### Dataset
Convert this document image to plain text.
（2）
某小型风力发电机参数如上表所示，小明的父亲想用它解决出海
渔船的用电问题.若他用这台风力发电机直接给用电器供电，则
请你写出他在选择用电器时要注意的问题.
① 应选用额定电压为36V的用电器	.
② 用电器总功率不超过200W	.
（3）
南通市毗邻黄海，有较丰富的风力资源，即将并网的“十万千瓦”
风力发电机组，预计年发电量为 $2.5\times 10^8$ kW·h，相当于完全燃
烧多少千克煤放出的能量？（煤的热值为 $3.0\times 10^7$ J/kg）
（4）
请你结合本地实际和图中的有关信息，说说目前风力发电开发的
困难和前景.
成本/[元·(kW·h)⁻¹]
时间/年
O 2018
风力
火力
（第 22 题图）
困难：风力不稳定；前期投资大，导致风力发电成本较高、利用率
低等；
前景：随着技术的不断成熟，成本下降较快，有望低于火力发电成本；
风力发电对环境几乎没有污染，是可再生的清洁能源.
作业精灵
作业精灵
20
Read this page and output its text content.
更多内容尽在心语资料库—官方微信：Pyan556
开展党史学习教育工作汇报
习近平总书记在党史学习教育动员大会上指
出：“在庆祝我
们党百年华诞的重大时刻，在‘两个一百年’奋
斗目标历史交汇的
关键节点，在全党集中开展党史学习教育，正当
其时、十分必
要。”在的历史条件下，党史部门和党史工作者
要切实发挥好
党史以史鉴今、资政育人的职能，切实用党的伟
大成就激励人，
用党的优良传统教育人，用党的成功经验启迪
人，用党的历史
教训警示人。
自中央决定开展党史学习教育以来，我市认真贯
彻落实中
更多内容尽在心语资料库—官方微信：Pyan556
######
What the task asks
Reproduce the data in full, exactly as presented.

Answer for the task
Convert this document image to plain text.
（2）
某小型风力发电机参数如上表所示，小明的父亲想用它解决出海
渔船的用电问题.若他用这台风力发电机直接给用电器供电，则
请你写出他在选择用电器时要注意的问题.
① 应选用额定电压为36V的用电器	.
② 用电器总功率不超过200W	.
（3）
南通市毗邻黄海，有较丰富的风力资源，即将并网的“十万千瓦”
风力发电机组，预计年发电量为 $2.5\times 10^8$ kW·h，相当于完全燃
烧多少千克煤放出的能量？（煤的热值为 $3.0\times 10^7$ J/kg）
（4）
请你结合本地实际和图中的有关信息，说说目前风力发电开发的
困难和前景.
成本/[元·(kW·h)⁻¹]
时间/年
O 2018
风力
火力
（第 22 题图）
困难：风力不稳定；前期投资大，导致风力发电成本较高、利用率
低等；
前景：随着技术的不断成熟，成本下降较快，有望低于火力发电成本；
风力发电对环境几乎没有污染，是可再生的清洁能源.
作业精灵
作业精灵
20
Read this page and output its text content.
更多内容尽在心语资料库—官方微信：Pyan556
开展党史学习教育工作汇报
习近平总书记在党史学习教育动员大会上指
出：“在庆祝我
们党百年华诞的重大时刻，在‘两个一百年’奋
斗目标历史交汇的
关键节点，在全党集中开展党史学习教育，正当
其时、十分必
要。”在的历史条件下，党史部门和党史工作者
要切实发挥好
党史以史鉴今、资政育人的职能，切实用党的伟
大成就激励人，
用党的优良传统教育人，用党的成功经验启迪
人，用党的历史
教训警示人。
自中央决定开展党史学习教育以来，我市认真贯
彻落实中
更多内容尽在心语资料库—官方微信：Pyan556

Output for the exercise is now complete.